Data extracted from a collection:
○ ○ ○ ○
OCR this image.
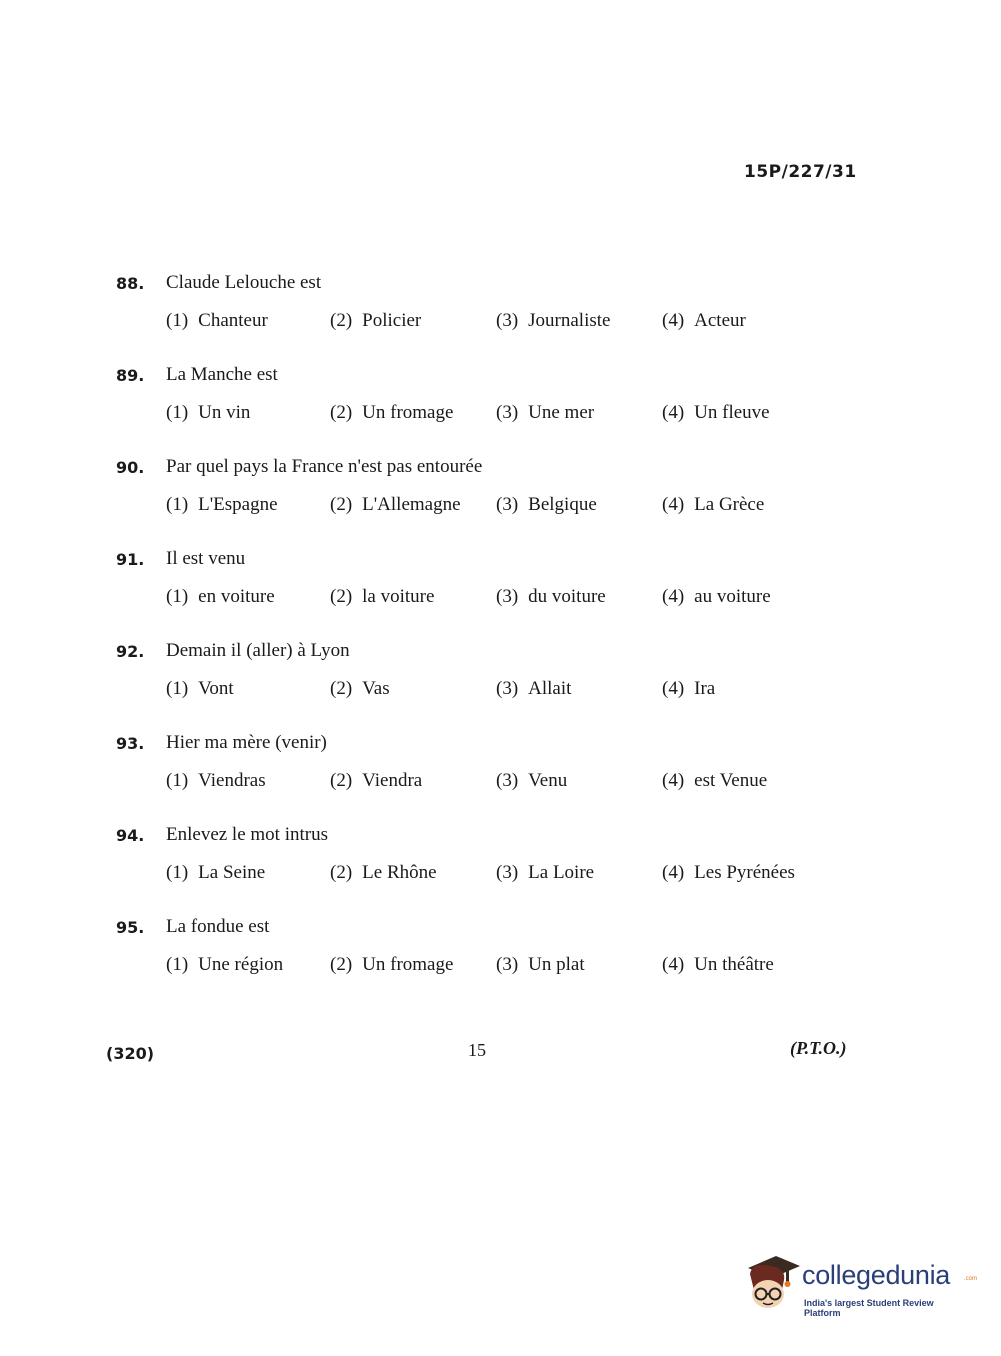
15P/227/31
88. Claude Lelouche est
(1) Chanteur	(2) Policier	(3) Journaliste	(4) Acteur
89. La Manche est
(1) Un vin	(2) Un fromage (3) Une mer	(4) Un fleuve
90. Par quel pays la France n'est pas entourée
(1) L'Espagne	(2) L'Allemagne (3) Belgique	(4) La Grèce
91. Il est venu
(1) en voiture	(2) la voiture	(3) du voiture	(4) au voiture
92. Demain il (aller) à Lyon
(1) Vont	(2) Vas	(3) Allait	(4) Ira
93. Hier ma mère (venir)
(1) Viendras	(2) Viendra	(3) Venu	(4) est Venue
94. Enlevez le mot intrus
(1) La Seine	(2) Le Rhône	(3) La Loire	(4) Les Pyrénées
95. La fondue est
(1) Une région (2) Un fromage (3) Un plat	(4) Un théâtre
(320)	15	(P.T.O.)
collegedunia .com
India's largest Student Review Platform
○ ○ ○ ○
Repeat the material above in full and exactly, omitting the pictures.

■ Worked answer:
OCR this image.
15P/227/31
88. Claude Lelouche est
(1) Chanteur	(2) Policier	(3) Journaliste	(4) Acteur
89. La Manche est
(1) Un vin	(2) Un fromage (3) Une mer	(4) Un fleuve
90. Par quel pays la France n'est pas entourée
(1) L'Espagne	(2) L'Allemagne (3) Belgique	(4) La Grèce
91. Il est venu
(1) en voiture	(2) la voiture	(3) du voiture	(4) au voiture
92. Demain il (aller) à Lyon
(1) Vont	(2) Vas	(3) Allait	(4) Ira
93. Hier ma mère (venir)
(1) Viendras	(2) Viendra	(3) Venu	(4) est Venue
94. Enlevez le mot intrus
(1) La Seine	(2) Le Rhône	(3) La Loire	(4) Les Pyrénées
95. La fondue est
(1) Une région (2) Un fromage (3) Un plat	(4) Un théâtre
(320)	15	(P.T.O.)
collegedunia .com
India's largest Student Review Platform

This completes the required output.